Exercise task:
Examine the entries and show every line in which the word "Розділ" is found.

====================

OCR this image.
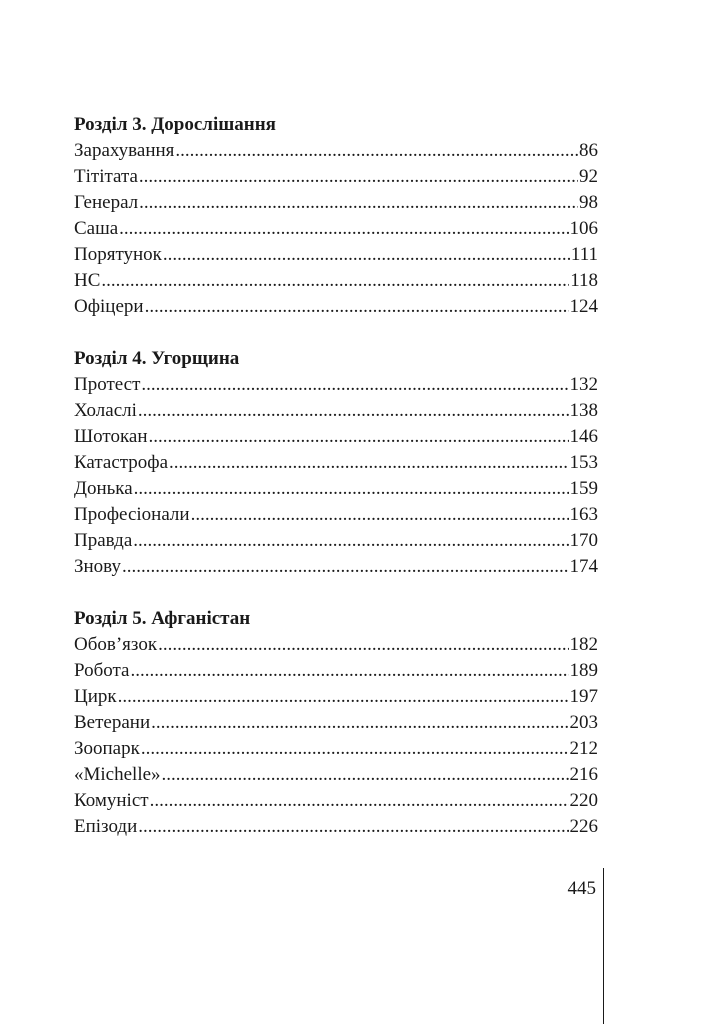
Розділ 3. Дорослішання
Зарахування .....	86
Тітітата .....	92
Генерал .....	98
Саша .....	106
Порятунок .....	111
НС .....	118
Офіцери .....	124
Розділ 4. Угорщина
Протест .....	132
Холаслі .....	138
Шотокан .....	146
Катастрофа .....	153
Донька .....	159
Професіонали .....	163
Правда .....	170
Знову .....	174
Розділ 5. Афганістан
Обов’язок .....	182
Робота .....	189
Цирк .....	197
Ветерани .....	203
Зоопарк .....	212
«Michelle» .....	216
Комуніст .....	220
Епізоди .....	226
445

====================

Result:
Розділ 3. Дорослішання
Розділ 4. Угорщина
Розділ 5. Афганістан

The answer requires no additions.